### Written exercise
Pull each line holding "Analiza" out of the entries below.

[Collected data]
__________

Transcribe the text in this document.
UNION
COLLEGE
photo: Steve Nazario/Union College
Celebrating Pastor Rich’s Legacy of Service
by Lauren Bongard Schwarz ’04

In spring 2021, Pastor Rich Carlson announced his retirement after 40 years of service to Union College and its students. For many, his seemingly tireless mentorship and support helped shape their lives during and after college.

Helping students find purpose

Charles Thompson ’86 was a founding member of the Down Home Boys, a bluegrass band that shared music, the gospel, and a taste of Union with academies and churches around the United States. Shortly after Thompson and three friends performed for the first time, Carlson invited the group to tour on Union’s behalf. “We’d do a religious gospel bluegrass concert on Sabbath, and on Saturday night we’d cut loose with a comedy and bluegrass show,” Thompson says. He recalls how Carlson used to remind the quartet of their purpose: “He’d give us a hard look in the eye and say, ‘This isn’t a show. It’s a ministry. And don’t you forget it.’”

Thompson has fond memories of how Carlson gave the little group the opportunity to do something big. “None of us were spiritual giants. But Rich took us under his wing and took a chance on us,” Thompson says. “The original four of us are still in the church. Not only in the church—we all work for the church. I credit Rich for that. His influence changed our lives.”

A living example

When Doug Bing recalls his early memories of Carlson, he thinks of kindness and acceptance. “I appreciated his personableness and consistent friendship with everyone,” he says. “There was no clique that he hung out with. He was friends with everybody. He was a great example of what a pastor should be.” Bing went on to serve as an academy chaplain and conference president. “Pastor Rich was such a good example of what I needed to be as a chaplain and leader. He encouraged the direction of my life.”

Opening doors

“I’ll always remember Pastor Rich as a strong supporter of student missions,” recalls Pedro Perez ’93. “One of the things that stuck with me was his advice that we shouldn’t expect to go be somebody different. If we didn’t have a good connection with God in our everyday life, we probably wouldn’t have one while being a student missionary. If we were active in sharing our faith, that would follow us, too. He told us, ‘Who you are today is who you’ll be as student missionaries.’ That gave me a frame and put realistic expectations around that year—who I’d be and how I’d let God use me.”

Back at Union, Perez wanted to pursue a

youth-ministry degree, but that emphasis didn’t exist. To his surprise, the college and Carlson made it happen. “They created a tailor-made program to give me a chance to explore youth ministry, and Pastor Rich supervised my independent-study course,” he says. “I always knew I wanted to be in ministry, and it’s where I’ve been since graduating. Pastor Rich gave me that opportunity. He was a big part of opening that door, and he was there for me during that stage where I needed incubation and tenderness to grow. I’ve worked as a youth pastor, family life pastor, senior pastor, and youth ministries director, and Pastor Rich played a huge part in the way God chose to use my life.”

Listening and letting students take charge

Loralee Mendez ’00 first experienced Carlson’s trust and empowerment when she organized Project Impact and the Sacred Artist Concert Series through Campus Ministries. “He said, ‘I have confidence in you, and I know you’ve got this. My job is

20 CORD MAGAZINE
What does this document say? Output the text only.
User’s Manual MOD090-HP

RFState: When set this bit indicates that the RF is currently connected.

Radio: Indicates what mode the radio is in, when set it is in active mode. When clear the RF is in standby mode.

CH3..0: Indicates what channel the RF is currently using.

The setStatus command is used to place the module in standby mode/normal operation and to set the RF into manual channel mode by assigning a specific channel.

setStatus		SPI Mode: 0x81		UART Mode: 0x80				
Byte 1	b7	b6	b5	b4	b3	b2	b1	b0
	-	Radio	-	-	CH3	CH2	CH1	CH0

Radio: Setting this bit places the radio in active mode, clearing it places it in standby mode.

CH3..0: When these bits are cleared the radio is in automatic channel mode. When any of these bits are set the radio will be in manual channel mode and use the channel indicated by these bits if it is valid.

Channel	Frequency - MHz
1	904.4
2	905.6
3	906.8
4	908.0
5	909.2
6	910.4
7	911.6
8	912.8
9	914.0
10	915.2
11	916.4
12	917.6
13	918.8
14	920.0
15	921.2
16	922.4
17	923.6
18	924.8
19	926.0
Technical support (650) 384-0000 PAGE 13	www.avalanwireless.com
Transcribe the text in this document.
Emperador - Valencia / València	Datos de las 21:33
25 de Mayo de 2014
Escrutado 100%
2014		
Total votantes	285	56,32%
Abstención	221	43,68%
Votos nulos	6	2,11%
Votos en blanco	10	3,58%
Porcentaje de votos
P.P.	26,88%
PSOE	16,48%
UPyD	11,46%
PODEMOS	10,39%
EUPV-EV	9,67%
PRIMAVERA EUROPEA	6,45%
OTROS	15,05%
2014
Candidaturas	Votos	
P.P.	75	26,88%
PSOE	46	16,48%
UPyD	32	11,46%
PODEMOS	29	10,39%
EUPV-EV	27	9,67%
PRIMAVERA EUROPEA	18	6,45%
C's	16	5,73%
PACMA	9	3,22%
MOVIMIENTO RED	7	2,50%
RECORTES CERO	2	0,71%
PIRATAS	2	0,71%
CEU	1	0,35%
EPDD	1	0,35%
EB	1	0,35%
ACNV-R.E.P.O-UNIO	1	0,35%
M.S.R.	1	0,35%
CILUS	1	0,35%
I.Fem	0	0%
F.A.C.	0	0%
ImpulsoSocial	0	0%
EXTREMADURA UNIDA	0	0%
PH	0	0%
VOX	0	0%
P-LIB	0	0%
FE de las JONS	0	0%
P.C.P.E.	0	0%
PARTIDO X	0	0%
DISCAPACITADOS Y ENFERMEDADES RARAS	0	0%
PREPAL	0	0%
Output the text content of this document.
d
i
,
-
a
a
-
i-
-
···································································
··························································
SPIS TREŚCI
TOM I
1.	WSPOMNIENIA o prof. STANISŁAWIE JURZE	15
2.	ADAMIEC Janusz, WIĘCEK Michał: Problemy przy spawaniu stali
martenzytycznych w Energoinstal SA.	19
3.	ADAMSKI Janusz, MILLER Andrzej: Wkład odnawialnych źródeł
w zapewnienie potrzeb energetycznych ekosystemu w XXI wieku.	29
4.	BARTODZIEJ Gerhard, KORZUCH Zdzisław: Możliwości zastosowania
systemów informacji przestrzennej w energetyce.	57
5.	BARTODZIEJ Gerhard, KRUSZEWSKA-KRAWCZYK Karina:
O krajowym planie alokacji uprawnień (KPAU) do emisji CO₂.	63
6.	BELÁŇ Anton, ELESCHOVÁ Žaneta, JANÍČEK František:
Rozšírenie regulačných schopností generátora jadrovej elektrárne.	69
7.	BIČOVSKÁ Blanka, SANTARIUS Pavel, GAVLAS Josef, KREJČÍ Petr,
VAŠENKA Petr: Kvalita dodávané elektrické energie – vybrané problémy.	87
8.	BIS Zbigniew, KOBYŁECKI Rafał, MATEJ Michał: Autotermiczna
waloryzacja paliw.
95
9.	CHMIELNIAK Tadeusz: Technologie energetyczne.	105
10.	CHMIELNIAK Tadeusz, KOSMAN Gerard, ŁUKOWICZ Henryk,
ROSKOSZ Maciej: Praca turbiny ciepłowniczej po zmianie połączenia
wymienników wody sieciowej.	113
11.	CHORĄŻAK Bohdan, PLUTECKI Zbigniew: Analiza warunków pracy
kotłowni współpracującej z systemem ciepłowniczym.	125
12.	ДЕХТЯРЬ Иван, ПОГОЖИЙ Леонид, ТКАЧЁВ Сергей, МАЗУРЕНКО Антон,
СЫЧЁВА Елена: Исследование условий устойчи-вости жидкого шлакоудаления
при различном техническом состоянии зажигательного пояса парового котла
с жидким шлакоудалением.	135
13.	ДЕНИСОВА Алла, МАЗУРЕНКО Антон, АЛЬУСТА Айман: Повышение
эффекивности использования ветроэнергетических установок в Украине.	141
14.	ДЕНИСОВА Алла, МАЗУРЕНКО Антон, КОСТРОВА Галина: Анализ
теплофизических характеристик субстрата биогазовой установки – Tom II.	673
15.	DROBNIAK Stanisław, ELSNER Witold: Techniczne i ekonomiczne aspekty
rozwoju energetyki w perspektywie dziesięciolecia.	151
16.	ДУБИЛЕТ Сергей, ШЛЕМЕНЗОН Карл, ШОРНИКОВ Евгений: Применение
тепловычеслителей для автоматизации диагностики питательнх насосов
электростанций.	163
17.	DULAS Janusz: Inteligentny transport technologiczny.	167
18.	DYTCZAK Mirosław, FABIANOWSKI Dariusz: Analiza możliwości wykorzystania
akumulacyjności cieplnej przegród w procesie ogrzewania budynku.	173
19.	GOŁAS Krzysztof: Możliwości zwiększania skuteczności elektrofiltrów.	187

__________

### The completed task
11.	CHORĄŻAK Bohdan, PLUTECKI Zbigniew: Analiza warunków pracy
18.	DYTCZAK Mirosław, FABIANOWSKI Dariusz: Analiza możliwości wykorzystania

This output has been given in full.